### SET EXERCISE
Your task is to filter the data below down to the lines holding "Flächenumsatz".

### PROVIDED ENTRIES
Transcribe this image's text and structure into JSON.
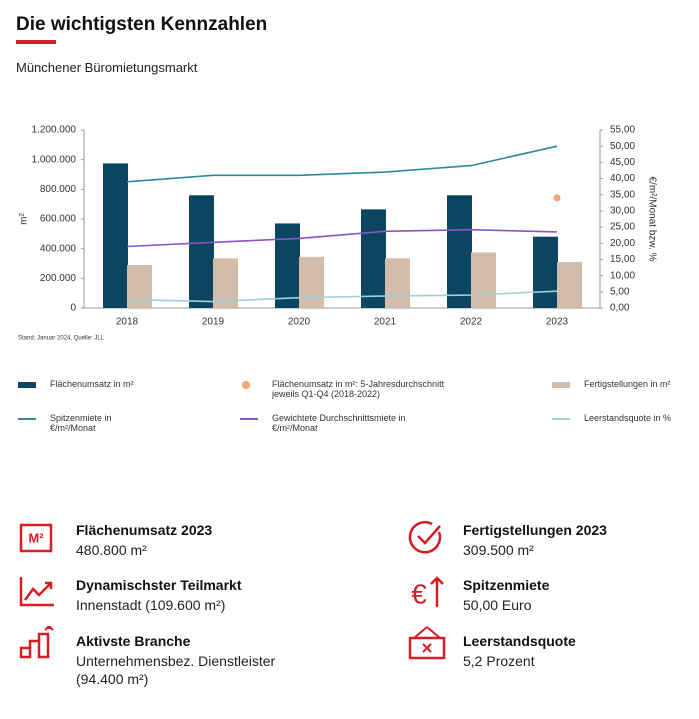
{
  "header": {
    "title": "Die wichtigsten Kennzahlen",
    "subtitle": "Münchener Büromietungsmarkt"
  },
  "chart_data": {
    "type": "bar",
    "categories": [
      "2018",
      "2019",
      "2020",
      "2021",
      "2022",
      "2023"
    ],
    "ylabel": "m²",
    "y2label": "€/m²/Monat bzw. %",
    "note": "Stand: Januar 2024, Quelle: JLL",
    "ylim": [
      0,
      1200000
    ],
    "yticks": [
      {
        "value": 0,
        "label": "0"
      },
      {
        "value": 200000,
        "label": "200.000"
      },
      {
        "value": 400000,
        "label": "400.000"
      },
      {
        "value": 600000,
        "label": "600.000"
      },
      {
        "value": 800000,
        "label": "800.000"
      },
      {
        "value": 1000000,
        "label": "1.000.000"
      },
      {
        "value": 1200000,
        "label": "1.200.000"
      }
    ],
    "y2lim": [
      0,
      55
    ],
    "y2ticks": [
      {
        "value": 0,
        "label": "0,00"
      },
      {
        "value": 5,
        "label": "5,00"
      },
      {
        "value": 10,
        "label": "10,00"
      },
      {
        "value": 15,
        "label": "15,00"
      },
      {
        "value": 20,
        "label": "20,00"
      },
      {
        "value": 25,
        "label": "25,00"
      },
      {
        "value": 30,
        "label": "30,00"
      },
      {
        "value": 35,
        "label": "35,00"
      },
      {
        "value": 40,
        "label": "40,00"
      },
      {
        "value": 45,
        "label": "45,00"
      },
      {
        "value": 50,
        "label": "50,00"
      },
      {
        "value": 55,
        "label": "55,00"
      }
    ],
    "series": [
      {
        "name": "Flächenumsatz  in m²",
        "type": "bar",
        "color": "#0c4560",
        "values": [
          975000,
          760000,
          570000,
          665000,
          760000,
          480800
        ]
      },
      {
        "name": "Flächenumsatz  in m²: 5-Jahresdurchschnitt jeweils Q1-Q4 (2018-2022)",
        "type": "point",
        "color": "#f4a373",
        "values": [
          null,
          null,
          null,
          null,
          null,
          742000
        ]
      },
      {
        "name": "Fertigstellungen  in m²",
        "type": "bar",
        "color": "#d4bcaa",
        "values": [
          290000,
          335000,
          345000,
          335000,
          375000,
          309500
        ]
      },
      {
        "name": "Spitzenmiete  in €/m²/Monat",
        "type": "line",
        "axis": "y2",
        "color": "#2b8aa3",
        "values": [
          39,
          41,
          41,
          42,
          44,
          50
        ]
      },
      {
        "name": "Gewichtete Durchschnittsmiete  in €/m²/Monat",
        "type": "line",
        "axis": "y2",
        "color": "#8c54c4",
        "values": [
          19,
          20.3,
          21.5,
          23.7,
          24.2,
          23.5
        ]
      },
      {
        "name": "Leerstandsquote  in %",
        "type": "line",
        "axis": "y2",
        "color": "#9fcfdc",
        "values": [
          2.6,
          2.0,
          3.2,
          3.7,
          4.0,
          5.2
        ]
      }
    ]
  },
  "kpis": [
    {
      "title": "Flächenumsatz 2023",
      "value": "480.800  m²"
    },
    {
      "title": "Fertigstellungen 2023",
      "value": "309.500  m²"
    },
    {
      "title": "Dynamischster Teilmarkt",
      "value": "Innenstadt (109.600 m²)"
    },
    {
      "title": "Spitzenmiete",
      "value": "50,00 Euro"
    },
    {
      "title": "Aktivste Branche",
      "value": "Unternehmensbez. Dienstleister (94.400 m²)"
    },
    {
      "title": "Leerstandsquote",
      "value": "5,2 Prozent"
    }
  ]
}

### OUTPUT FOR THIS TASK
        "name": "Flächenumsatz  in m²",
        "name": "Flächenumsatz  in m²: 5-Jahresdurchschnitt jeweils Q1-Q4 (2018-2022)",
      "title": "Flächenumsatz 2023",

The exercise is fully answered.